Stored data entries
____

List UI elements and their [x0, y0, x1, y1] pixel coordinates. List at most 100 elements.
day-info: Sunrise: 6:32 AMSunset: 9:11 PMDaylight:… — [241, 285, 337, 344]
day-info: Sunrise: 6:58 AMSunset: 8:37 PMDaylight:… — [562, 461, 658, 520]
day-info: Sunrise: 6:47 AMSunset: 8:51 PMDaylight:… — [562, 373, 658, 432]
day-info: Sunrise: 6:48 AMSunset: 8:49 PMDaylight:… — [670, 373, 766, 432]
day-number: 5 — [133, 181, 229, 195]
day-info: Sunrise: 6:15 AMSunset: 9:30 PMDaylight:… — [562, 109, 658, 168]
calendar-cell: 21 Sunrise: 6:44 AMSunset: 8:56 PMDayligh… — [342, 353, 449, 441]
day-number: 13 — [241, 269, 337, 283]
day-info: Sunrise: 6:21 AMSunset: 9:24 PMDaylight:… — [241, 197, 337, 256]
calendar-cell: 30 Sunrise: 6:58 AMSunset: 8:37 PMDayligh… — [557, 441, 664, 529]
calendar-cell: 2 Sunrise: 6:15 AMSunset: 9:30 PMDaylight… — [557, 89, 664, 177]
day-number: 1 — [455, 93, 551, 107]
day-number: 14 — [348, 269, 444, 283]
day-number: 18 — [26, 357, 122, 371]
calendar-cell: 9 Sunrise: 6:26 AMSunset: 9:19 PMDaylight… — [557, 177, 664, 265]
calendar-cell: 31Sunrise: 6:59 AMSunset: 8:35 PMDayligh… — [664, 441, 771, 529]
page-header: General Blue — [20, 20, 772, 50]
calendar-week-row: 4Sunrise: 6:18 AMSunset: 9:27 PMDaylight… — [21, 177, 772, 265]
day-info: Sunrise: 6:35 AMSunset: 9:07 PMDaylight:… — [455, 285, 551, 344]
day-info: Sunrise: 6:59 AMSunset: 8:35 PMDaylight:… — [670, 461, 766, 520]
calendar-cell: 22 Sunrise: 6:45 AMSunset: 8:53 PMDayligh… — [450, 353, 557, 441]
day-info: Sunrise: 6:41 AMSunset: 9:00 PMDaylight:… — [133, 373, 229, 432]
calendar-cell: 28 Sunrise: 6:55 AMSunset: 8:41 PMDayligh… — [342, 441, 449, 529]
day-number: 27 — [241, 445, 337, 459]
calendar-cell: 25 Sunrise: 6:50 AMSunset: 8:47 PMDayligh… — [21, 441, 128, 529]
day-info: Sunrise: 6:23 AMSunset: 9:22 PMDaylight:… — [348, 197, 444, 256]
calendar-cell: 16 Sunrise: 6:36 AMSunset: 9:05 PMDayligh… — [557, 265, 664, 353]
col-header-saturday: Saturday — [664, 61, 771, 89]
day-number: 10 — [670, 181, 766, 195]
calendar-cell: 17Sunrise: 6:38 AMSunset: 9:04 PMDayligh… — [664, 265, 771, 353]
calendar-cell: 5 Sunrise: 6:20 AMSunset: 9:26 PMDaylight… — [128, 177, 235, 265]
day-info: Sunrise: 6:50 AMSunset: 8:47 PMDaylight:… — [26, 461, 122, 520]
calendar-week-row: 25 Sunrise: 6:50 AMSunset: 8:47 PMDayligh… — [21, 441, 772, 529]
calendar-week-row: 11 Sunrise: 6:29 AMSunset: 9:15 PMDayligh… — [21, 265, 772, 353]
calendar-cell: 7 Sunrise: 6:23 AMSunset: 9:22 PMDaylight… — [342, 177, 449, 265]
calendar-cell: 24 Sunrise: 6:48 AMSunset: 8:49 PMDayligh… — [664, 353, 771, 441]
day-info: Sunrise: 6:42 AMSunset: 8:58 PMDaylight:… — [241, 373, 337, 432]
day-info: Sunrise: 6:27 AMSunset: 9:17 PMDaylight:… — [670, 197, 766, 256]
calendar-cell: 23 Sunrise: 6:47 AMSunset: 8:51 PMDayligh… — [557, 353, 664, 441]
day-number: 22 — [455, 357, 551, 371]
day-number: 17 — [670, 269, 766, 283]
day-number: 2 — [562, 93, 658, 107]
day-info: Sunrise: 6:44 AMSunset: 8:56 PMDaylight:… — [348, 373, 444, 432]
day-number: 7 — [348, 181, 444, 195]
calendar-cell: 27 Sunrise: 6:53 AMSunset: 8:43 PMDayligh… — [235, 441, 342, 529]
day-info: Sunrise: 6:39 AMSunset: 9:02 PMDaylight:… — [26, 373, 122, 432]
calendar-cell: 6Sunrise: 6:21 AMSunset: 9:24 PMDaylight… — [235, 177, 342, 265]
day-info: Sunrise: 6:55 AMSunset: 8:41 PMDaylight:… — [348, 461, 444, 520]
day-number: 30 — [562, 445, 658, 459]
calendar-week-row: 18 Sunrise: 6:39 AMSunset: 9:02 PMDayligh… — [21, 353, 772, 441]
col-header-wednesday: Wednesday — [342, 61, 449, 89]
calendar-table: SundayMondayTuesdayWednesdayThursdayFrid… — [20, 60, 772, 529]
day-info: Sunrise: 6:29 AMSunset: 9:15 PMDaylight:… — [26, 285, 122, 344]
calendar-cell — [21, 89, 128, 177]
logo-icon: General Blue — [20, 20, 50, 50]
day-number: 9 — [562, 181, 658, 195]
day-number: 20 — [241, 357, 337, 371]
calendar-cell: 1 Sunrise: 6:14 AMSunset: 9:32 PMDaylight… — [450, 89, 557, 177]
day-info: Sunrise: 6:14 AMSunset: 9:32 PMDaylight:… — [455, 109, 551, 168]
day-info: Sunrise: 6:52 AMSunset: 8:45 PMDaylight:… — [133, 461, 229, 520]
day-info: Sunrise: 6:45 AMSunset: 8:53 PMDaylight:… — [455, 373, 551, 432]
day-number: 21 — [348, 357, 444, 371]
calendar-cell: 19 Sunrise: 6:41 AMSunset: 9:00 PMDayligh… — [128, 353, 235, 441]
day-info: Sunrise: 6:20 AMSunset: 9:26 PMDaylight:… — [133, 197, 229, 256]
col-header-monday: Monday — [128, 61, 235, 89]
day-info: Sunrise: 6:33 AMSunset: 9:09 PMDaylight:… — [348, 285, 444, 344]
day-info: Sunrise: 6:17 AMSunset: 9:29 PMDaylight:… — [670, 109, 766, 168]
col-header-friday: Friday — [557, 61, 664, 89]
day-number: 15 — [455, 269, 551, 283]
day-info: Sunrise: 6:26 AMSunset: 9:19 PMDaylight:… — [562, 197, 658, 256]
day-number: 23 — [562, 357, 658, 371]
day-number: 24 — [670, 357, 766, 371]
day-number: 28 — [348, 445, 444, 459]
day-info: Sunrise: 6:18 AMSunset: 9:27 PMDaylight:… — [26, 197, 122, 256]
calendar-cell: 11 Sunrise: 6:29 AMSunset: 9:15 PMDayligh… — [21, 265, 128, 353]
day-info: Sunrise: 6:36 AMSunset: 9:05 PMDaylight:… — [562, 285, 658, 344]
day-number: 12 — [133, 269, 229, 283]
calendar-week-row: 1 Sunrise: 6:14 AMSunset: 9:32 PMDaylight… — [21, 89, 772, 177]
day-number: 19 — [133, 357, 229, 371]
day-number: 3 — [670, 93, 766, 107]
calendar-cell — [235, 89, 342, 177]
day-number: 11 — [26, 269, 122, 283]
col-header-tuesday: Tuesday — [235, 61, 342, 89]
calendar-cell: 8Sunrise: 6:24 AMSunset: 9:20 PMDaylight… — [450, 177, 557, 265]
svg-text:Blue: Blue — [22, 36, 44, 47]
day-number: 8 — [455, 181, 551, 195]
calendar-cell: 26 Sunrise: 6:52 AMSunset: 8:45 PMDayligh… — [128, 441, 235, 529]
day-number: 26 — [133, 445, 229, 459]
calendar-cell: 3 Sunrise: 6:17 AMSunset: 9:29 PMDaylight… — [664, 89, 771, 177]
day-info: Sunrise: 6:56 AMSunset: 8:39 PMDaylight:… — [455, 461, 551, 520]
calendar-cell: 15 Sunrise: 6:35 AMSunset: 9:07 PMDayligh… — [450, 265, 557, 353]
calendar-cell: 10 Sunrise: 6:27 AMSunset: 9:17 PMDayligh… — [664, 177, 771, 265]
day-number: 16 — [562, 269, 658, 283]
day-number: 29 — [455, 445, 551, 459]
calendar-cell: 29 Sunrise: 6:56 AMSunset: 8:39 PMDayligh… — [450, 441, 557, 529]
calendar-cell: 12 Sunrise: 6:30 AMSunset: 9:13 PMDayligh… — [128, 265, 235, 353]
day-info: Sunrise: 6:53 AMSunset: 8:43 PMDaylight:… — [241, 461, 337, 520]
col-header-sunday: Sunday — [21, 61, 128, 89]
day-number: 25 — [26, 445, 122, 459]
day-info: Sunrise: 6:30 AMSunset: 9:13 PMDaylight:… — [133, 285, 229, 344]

____

Edit the lines from the beginning of the records through the line with "day-info: Sunrise: 6:15", putting "no more than" in place of "at most" and keeping everything else the same.

List UI elements and their [x0, y0, x1, y1] pixel coordinates. List no more than 100 elements.
day-info: Sunrise: 6:32 AMSunset: 9:11 PMDaylight:… — [241, 285, 337, 344]
day-info: Sunrise: 6:58 AMSunset: 8:37 PMDaylight:… — [562, 461, 658, 520]
day-info: Sunrise: 6:47 AMSunset: 8:51 PMDaylight:… — [562, 373, 658, 432]
day-info: Sunrise: 6:48 AMSunset: 8:49 PMDaylight:… — [670, 373, 766, 432]
day-number: 5 — [133, 181, 229, 195]
day-info: Sunrise: 6:15 AMSunset: 9:30 PMDaylight:… — [562, 109, 658, 168]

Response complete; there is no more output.